» **WHAT YOU NEED TO DO**:
In the commentary on Palin, why does the writer call the question "Is she qualified to be the president of the United States?" revealing about McCain? Answer in one to three sentences.

Palin is the superstar here, McCain is like the fuddy duddy sideshow, uncomfortable and slinking off midstage. The media and the people want to hear more about Palin, myself included. Every discussion of her is framed around the question, “Is she qualified to be the president of the United States?”, a fascinating and revealing angle that illuminates how weak a candidate McCain really is, as she is not the one running. And let’s be serious, we all know dude isn’t dying in the next 4 years, he’s sort of a horse (albeit a haggard one under unflattering lights). The GOP couldn’t successfully turn him into a convincing figure that would attract the body of voters they’re gunning for, but that’s exactly what Sarah Palin is being groomed for. She was born to pull in “middle America,” and ‘value’ conservatives. Every drip of coverage on her is an almost surreal balance between a somewhat bewildered media and a huge, unseen body of very real support coming from a nondescript location that nobody can exactly point out on a map.

» **DATASET EXCERPT**:
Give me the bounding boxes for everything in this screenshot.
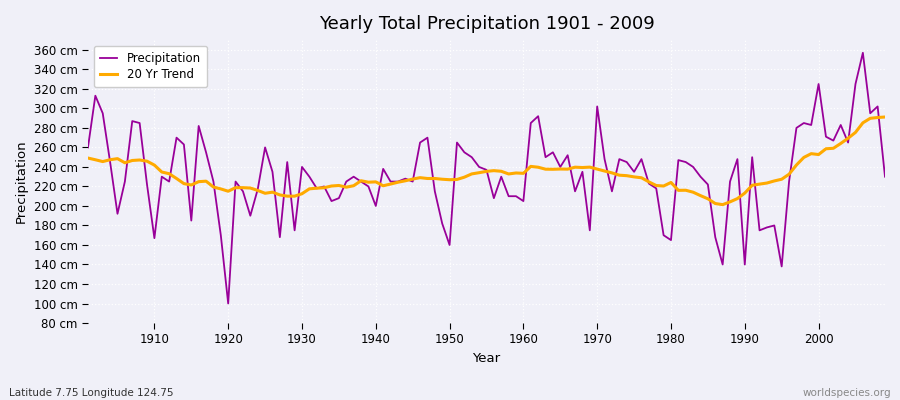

» **OUTPUT**:
Palin is not the one running for president, so the fact that every discussion of her centers on whether she could be president shows how weak a candidate McCain is. The writer adds that McCain is not likely to die in the next four years.